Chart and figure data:
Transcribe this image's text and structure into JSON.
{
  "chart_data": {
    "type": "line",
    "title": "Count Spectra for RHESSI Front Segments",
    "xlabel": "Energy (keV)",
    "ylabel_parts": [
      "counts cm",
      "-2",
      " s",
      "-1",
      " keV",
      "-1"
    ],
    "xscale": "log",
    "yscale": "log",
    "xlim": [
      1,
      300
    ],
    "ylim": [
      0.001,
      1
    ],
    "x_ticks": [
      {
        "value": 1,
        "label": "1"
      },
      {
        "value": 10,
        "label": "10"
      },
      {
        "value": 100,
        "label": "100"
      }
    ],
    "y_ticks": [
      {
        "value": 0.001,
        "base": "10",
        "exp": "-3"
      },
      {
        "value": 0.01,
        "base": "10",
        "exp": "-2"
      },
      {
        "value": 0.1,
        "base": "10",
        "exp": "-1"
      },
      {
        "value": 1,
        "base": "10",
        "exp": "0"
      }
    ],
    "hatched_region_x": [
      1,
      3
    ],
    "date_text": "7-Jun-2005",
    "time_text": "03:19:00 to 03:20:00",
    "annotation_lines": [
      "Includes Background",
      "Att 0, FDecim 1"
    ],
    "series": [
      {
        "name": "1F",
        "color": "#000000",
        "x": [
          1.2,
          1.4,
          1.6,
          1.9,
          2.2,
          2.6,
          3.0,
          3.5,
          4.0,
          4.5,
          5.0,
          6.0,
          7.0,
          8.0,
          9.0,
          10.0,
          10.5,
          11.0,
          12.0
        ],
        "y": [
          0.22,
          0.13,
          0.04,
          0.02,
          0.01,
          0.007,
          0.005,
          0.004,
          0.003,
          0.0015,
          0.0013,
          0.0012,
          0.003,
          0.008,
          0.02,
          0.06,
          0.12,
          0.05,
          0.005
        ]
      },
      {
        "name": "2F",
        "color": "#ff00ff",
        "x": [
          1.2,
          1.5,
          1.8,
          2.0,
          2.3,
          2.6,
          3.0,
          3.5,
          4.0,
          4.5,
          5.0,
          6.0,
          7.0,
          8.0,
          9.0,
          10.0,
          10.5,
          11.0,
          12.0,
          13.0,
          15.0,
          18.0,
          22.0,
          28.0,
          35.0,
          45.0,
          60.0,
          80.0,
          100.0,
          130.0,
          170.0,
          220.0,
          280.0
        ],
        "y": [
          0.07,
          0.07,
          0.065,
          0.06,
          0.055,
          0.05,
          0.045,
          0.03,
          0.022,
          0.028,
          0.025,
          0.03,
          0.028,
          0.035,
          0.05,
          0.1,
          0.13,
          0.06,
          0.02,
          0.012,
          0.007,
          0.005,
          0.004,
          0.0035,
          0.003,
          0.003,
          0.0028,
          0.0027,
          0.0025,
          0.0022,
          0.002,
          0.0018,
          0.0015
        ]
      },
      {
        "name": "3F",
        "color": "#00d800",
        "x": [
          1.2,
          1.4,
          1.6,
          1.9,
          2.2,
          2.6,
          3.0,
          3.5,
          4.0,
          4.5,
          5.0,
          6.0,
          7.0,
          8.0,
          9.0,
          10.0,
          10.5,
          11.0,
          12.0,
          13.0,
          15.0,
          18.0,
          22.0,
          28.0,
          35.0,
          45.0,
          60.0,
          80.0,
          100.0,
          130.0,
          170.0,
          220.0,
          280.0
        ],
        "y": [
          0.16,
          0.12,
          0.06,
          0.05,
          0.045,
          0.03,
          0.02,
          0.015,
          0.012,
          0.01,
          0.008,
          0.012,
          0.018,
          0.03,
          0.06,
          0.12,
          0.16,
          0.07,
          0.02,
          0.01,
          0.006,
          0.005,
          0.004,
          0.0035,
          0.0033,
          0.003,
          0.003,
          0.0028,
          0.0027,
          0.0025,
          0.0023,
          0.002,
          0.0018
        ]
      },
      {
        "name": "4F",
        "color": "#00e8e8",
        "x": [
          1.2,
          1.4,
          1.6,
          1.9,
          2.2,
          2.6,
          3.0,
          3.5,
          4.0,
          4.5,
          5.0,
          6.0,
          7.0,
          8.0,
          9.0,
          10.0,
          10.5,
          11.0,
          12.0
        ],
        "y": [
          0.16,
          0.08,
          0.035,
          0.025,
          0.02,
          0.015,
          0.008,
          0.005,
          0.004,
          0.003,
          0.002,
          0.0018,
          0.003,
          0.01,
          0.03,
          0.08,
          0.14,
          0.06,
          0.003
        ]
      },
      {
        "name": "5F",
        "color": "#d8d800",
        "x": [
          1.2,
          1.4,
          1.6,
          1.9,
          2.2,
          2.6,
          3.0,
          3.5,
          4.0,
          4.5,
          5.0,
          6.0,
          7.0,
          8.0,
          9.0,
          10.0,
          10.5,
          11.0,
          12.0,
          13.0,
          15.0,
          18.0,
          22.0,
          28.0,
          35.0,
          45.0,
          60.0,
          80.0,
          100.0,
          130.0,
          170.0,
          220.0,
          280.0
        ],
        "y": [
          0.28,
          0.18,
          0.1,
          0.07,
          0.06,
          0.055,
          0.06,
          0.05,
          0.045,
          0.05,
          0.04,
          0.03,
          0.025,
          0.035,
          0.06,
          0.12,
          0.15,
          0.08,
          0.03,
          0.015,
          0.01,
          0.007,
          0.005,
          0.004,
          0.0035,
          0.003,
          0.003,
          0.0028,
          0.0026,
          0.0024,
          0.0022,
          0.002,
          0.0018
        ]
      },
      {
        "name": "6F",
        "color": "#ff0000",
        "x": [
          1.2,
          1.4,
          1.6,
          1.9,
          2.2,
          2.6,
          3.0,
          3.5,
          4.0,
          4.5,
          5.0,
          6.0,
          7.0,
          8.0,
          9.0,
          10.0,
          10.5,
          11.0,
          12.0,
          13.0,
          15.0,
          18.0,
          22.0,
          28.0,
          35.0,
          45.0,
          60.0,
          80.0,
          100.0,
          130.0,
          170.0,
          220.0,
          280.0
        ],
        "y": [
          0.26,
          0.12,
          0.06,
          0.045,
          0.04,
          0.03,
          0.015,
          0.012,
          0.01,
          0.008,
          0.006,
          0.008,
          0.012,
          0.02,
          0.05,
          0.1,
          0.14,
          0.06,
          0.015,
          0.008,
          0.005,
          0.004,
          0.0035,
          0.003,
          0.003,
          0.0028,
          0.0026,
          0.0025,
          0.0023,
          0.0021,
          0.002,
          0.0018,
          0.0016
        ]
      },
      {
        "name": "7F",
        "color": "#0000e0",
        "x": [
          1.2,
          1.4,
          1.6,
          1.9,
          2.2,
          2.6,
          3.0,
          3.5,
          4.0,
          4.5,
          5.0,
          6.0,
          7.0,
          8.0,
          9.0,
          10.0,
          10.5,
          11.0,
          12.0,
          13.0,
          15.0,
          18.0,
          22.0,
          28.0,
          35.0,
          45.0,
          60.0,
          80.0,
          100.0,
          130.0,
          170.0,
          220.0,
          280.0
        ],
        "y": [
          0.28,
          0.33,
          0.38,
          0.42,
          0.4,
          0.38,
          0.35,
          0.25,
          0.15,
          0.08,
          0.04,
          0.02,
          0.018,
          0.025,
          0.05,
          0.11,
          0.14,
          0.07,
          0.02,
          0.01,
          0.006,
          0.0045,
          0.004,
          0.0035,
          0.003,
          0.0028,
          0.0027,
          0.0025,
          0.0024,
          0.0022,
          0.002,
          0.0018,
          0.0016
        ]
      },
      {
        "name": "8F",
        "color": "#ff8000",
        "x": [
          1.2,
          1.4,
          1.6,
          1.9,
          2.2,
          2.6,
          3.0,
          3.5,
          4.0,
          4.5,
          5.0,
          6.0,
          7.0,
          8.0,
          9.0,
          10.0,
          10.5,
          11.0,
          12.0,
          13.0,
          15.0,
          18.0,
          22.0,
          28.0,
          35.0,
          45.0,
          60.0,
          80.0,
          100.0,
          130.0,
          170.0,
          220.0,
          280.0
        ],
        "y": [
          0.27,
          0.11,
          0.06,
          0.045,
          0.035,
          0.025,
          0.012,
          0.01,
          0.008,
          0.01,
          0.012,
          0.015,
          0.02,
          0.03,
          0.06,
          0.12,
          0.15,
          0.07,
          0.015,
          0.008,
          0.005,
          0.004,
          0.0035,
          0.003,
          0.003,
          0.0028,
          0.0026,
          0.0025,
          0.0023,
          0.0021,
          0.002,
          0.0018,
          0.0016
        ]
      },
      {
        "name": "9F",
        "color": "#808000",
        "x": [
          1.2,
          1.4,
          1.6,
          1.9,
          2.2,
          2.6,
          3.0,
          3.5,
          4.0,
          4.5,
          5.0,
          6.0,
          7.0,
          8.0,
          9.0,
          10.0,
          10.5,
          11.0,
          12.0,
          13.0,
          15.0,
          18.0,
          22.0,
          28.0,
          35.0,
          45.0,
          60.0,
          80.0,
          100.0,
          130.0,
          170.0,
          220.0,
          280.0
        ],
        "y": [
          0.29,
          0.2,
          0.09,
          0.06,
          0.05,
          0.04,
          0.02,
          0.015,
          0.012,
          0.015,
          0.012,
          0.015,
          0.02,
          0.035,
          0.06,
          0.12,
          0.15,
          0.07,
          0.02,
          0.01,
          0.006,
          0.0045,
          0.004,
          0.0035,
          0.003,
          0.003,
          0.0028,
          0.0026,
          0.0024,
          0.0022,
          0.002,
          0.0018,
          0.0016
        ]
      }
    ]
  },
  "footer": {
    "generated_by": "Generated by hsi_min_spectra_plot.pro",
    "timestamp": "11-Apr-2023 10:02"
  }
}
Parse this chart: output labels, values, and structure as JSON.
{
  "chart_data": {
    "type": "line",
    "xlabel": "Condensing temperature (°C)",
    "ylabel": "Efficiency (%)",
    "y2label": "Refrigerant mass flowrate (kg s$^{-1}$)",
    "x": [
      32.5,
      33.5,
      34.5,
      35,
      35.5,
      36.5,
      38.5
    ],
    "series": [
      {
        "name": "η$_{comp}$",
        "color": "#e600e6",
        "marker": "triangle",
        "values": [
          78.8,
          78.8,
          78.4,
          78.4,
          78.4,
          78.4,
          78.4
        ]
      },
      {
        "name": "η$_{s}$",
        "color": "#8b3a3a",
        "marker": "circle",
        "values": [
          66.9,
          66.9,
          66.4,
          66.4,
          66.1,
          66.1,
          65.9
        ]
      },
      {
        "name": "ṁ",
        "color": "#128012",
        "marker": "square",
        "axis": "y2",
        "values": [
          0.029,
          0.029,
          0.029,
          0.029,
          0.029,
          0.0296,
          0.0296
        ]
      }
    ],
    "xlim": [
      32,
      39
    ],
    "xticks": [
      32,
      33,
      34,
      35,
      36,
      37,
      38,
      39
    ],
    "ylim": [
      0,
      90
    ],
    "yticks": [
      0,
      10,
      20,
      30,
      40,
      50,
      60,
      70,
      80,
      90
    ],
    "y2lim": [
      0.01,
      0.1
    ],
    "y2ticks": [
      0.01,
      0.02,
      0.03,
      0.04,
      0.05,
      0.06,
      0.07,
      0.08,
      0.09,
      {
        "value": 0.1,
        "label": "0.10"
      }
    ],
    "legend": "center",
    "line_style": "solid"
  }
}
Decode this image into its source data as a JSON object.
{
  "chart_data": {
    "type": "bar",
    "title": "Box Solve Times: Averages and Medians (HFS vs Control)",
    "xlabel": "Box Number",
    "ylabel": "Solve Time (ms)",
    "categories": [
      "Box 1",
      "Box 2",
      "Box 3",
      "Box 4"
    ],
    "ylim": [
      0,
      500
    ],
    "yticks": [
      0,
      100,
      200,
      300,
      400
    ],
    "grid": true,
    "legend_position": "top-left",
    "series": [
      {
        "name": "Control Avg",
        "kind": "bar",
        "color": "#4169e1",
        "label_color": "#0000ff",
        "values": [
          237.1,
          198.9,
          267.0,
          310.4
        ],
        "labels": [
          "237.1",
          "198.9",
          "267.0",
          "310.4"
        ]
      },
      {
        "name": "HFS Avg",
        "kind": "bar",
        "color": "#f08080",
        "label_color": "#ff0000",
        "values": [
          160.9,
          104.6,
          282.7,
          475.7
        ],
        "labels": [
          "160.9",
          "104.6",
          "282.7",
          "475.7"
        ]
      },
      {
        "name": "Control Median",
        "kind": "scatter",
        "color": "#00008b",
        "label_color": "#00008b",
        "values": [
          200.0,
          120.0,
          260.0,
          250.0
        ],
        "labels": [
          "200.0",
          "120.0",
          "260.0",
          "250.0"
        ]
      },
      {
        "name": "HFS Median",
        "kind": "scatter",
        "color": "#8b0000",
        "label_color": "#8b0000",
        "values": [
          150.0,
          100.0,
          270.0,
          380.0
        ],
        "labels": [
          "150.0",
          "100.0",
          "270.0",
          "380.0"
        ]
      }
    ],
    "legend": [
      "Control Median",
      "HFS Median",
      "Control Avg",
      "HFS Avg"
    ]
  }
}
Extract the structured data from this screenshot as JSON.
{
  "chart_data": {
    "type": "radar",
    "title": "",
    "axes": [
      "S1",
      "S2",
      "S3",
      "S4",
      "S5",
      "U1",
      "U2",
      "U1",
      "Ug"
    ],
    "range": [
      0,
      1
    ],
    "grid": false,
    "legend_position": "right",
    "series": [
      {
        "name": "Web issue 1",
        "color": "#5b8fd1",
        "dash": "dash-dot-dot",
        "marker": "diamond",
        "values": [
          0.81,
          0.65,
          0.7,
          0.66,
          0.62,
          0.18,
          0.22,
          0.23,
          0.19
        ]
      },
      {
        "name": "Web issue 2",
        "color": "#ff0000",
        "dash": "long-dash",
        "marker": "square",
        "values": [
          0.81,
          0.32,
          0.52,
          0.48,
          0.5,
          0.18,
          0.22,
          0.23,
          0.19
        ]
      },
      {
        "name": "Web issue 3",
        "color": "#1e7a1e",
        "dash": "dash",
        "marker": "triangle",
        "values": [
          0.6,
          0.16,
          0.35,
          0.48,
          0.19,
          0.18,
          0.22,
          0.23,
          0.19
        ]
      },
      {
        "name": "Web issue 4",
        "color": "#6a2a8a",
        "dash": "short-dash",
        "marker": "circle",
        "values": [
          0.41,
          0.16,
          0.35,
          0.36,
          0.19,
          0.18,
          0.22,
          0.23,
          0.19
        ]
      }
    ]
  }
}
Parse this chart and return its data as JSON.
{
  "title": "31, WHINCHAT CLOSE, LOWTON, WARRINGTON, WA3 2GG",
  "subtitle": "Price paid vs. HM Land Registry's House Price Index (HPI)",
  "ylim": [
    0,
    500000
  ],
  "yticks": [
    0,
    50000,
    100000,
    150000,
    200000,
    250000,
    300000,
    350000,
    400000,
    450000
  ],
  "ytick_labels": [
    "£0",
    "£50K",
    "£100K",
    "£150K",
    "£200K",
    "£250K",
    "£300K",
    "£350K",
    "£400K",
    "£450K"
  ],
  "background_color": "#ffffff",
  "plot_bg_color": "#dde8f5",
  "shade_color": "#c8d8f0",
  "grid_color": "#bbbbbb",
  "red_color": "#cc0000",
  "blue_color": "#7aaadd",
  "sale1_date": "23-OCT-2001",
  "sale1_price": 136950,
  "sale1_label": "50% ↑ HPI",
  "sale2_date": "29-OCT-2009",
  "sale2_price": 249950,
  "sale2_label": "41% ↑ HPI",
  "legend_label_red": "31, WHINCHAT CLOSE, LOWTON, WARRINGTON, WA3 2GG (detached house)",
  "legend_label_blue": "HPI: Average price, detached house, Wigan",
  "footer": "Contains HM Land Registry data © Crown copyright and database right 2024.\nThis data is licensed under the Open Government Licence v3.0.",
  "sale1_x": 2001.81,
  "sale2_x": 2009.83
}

* The request
Tally up the lines holding the word "Registry" in the data above, and answer with that figure only.

* Response to this task
2